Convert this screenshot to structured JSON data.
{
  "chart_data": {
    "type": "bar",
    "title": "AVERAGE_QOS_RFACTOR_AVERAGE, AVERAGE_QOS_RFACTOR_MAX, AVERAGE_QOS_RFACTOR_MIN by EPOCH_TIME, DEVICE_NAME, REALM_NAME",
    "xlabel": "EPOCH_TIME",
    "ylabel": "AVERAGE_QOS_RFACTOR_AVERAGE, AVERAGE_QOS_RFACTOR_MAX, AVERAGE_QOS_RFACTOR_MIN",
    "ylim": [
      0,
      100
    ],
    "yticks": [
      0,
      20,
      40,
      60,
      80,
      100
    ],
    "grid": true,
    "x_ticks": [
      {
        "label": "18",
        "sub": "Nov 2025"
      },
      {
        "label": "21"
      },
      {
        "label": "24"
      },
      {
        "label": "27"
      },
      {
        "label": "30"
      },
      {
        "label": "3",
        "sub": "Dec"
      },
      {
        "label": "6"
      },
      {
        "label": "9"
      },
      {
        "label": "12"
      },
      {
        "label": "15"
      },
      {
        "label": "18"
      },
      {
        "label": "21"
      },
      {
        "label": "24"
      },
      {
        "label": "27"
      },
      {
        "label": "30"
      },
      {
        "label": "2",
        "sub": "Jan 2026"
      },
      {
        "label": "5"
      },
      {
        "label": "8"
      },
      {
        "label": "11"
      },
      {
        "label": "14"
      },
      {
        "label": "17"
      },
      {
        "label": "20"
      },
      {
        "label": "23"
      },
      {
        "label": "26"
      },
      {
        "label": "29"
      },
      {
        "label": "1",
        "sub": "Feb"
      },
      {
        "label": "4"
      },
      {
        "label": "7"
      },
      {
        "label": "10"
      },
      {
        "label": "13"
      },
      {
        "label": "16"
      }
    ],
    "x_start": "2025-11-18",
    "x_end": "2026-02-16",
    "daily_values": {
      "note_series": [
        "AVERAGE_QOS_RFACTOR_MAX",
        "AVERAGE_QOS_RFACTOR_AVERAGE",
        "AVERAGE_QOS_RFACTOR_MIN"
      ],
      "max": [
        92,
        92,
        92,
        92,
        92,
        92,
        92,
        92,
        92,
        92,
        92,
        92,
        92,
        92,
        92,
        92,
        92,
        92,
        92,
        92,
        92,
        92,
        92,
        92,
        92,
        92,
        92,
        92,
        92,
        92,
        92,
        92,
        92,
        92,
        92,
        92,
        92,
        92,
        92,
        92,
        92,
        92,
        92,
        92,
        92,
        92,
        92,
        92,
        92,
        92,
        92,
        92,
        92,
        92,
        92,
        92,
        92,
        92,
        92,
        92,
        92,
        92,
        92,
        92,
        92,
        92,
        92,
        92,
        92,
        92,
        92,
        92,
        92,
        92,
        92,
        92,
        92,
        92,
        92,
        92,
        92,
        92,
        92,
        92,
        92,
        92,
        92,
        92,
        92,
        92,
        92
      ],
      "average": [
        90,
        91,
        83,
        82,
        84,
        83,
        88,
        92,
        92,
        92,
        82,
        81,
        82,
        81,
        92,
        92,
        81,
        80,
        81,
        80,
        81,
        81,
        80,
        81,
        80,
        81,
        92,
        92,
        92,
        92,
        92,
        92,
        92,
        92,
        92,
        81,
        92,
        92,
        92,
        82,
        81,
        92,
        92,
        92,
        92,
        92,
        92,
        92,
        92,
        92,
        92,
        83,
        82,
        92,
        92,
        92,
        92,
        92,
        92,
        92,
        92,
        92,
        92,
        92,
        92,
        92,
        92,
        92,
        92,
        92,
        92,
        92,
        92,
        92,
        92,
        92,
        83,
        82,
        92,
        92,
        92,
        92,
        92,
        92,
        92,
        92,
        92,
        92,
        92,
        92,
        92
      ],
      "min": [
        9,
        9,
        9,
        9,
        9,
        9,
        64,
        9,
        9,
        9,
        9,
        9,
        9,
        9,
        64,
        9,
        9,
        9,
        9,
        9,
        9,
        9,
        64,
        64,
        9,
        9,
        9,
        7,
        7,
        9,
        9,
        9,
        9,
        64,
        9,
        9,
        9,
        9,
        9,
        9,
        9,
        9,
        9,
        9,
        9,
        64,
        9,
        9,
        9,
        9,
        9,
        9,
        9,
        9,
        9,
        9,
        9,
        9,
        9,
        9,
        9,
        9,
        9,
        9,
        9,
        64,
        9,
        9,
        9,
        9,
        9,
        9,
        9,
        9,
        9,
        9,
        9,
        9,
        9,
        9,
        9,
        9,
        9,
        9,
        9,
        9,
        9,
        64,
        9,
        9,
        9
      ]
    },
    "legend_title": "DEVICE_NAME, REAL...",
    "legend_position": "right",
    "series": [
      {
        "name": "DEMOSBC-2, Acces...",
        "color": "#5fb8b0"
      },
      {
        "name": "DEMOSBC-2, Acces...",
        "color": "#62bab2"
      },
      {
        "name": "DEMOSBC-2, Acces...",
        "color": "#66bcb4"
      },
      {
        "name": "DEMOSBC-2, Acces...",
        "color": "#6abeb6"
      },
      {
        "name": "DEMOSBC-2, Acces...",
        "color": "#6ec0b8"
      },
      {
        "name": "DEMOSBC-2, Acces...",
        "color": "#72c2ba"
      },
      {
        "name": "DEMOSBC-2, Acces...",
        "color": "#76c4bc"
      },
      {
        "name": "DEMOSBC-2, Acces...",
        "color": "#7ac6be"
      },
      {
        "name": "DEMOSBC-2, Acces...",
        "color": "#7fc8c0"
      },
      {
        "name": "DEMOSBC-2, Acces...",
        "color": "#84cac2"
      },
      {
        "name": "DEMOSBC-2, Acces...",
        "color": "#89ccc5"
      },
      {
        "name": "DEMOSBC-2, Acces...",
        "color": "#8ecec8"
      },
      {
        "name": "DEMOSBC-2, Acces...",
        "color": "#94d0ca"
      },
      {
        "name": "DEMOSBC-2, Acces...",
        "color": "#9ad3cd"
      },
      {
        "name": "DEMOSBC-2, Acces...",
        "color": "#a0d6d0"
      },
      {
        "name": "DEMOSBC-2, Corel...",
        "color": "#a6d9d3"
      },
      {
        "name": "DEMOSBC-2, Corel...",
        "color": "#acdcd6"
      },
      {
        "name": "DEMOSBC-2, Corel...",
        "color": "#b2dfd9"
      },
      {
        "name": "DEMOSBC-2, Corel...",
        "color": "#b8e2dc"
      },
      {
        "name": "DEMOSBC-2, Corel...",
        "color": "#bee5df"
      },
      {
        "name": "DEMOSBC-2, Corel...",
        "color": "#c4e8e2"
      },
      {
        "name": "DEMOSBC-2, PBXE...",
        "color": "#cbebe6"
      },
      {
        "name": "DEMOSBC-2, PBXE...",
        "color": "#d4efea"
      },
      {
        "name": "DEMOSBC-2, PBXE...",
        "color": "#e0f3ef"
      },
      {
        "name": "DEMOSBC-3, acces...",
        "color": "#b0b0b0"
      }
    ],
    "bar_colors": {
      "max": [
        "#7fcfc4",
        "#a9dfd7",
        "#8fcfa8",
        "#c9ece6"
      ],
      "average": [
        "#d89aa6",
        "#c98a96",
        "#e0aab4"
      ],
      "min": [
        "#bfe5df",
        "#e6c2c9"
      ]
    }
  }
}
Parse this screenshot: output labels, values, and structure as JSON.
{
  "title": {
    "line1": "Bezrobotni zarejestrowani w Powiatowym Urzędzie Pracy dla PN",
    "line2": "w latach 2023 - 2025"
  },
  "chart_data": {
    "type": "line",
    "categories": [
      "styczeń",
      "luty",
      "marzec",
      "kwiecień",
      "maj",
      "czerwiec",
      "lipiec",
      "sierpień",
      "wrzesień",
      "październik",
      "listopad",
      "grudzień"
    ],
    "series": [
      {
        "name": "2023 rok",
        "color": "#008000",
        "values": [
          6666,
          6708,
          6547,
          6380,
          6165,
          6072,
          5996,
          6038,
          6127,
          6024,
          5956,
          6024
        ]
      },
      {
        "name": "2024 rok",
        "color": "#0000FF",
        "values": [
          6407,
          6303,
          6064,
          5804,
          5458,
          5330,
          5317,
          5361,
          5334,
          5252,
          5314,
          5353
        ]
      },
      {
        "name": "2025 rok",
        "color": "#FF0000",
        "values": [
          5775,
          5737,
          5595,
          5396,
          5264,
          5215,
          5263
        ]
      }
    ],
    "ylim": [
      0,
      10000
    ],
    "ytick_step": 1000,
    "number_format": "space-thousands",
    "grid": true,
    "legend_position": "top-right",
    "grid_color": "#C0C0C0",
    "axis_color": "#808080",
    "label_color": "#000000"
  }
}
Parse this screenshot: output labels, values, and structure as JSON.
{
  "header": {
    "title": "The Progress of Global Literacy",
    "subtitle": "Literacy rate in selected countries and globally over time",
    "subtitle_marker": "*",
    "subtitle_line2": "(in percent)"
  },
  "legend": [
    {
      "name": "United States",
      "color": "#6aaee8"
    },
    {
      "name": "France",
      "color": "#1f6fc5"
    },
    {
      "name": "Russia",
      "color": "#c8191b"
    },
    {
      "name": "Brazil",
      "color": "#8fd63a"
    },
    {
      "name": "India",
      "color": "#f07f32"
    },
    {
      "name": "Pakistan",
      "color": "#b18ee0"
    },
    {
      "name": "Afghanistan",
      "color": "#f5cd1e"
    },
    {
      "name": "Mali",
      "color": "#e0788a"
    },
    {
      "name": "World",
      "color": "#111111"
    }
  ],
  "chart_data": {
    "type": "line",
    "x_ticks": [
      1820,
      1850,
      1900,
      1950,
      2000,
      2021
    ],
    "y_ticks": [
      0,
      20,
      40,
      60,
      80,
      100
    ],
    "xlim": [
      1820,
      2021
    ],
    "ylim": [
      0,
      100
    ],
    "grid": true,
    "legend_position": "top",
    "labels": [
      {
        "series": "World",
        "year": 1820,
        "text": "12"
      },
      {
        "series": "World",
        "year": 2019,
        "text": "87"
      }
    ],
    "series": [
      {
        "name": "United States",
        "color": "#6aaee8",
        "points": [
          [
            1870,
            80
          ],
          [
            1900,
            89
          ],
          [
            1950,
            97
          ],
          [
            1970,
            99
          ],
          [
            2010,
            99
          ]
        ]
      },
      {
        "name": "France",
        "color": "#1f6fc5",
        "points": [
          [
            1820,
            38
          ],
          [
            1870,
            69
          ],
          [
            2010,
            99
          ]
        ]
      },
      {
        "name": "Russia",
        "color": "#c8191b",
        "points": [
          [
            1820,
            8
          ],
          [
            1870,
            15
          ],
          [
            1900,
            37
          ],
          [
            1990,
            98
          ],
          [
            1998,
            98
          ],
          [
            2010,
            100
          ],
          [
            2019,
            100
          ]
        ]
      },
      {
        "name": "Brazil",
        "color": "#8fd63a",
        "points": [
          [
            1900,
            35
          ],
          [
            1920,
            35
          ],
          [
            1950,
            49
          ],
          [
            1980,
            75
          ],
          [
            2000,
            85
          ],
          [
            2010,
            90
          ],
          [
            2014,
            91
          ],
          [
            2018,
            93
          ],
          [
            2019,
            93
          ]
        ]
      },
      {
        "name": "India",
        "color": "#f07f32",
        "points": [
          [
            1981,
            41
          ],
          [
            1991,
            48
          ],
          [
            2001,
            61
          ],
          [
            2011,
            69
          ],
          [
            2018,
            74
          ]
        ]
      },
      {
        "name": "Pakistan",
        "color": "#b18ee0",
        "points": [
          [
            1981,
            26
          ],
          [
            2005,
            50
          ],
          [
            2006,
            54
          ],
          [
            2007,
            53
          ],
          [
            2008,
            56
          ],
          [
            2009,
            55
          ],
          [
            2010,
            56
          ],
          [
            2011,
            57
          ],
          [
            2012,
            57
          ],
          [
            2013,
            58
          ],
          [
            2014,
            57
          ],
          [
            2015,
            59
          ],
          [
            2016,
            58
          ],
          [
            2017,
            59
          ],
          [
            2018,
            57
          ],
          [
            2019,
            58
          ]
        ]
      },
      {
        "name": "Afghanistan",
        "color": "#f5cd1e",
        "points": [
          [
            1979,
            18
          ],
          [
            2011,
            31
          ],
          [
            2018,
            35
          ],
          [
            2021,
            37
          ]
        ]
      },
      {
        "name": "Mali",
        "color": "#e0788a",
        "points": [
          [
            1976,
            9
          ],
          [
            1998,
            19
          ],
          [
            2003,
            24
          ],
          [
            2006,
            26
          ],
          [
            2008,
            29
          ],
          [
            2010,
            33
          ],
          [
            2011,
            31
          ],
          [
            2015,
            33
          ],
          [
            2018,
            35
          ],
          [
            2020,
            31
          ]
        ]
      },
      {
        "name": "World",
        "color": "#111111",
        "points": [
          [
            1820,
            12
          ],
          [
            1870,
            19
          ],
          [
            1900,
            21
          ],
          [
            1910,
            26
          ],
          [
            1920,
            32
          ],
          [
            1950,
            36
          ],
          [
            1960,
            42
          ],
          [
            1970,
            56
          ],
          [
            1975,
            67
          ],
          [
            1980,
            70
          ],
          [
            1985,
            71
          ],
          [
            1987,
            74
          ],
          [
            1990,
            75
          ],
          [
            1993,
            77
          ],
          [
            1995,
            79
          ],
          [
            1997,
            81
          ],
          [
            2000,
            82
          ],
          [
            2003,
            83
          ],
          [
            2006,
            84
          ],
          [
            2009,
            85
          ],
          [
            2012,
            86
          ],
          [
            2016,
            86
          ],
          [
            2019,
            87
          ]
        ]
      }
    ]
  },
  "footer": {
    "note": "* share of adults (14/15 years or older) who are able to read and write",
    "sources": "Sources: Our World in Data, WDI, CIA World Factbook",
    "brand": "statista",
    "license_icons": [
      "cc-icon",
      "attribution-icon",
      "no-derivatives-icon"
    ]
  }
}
____
_EXERCISE REQUIREMENTS_
Show the lines of the material that contain the word "World".

_EXERCISE RESPONSE_
      "name": "World",
        "series": "World",
        "series": "World",
        "name": "World",
    "sources": "Sources: Our World in Data, WDI, CIA World Factbook",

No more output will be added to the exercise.